**** DATA SHOWN

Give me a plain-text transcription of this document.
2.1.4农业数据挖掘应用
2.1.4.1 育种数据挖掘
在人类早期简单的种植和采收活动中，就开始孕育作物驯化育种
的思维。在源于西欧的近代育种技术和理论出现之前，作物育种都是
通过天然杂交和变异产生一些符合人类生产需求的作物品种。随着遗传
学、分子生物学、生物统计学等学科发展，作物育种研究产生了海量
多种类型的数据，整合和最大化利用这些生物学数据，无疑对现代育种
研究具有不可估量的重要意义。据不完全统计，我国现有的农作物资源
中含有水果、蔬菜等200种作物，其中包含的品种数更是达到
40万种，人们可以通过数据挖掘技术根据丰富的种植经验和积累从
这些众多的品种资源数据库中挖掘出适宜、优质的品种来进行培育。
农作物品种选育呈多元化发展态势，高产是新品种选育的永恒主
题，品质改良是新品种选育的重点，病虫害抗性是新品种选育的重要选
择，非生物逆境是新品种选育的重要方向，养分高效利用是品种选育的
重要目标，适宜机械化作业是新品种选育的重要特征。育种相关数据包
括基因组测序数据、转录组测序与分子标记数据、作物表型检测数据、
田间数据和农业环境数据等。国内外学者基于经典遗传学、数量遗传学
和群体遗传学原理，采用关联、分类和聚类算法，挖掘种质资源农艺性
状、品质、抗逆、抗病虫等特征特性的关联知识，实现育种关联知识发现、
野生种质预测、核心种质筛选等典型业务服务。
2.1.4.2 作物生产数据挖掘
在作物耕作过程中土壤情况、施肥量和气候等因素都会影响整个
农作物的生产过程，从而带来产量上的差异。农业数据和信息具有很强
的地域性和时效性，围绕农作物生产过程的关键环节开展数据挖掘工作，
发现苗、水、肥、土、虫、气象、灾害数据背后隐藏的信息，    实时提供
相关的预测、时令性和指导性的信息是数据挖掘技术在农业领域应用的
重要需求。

********

SHORT PROBLEM:
Please output every record, keeping each line exact.

EXERCISE ANSWER:
Give me a plain-text transcription of this document.
2.1.4农业数据挖掘应用
2.1.4.1 育种数据挖掘
在人类早期简单的种植和采收活动中，就开始孕育作物驯化育种
的思维。在源于西欧的近代育种技术和理论出现之前，作物育种都是
通过天然杂交和变异产生一些符合人类生产需求的作物品种。随着遗传
学、分子生物学、生物统计学等学科发展，作物育种研究产生了海量
多种类型的数据，整合和最大化利用这些生物学数据，无疑对现代育种
研究具有不可估量的重要意义。据不完全统计，我国现有的农作物资源
中含有水果、蔬菜等200种作物，其中包含的品种数更是达到
40万种，人们可以通过数据挖掘技术根据丰富的种植经验和积累从
这些众多的品种资源数据库中挖掘出适宜、优质的品种来进行培育。
农作物品种选育呈多元化发展态势，高产是新品种选育的永恒主
题，品质改良是新品种选育的重点，病虫害抗性是新品种选育的重要选
择，非生物逆境是新品种选育的重要方向，养分高效利用是品种选育的
重要目标，适宜机械化作业是新品种选育的重要特征。育种相关数据包
括基因组测序数据、转录组测序与分子标记数据、作物表型检测数据、
田间数据和农业环境数据等。国内外学者基于经典遗传学、数量遗传学
和群体遗传学原理，采用关联、分类和聚类算法，挖掘种质资源农艺性
状、品质、抗逆、抗病虫等特征特性的关联知识，实现育种关联知识发现、
野生种质预测、核心种质筛选等典型业务服务。
2.1.4.2 作物生产数据挖掘
在作物耕作过程中土壤情况、施肥量和气候等因素都会影响整个
农作物的生产过程，从而带来产量上的差异。农业数据和信息具有很强
的地域性和时效性，围绕农作物生产过程的关键环节开展数据挖掘工作，
发现苗、水、肥、土、虫、气象、灾害数据背后隐藏的信息，    实时提供
相关的预测、时令性和指导性的信息是数据挖掘技术在农业领域应用的
重要需求。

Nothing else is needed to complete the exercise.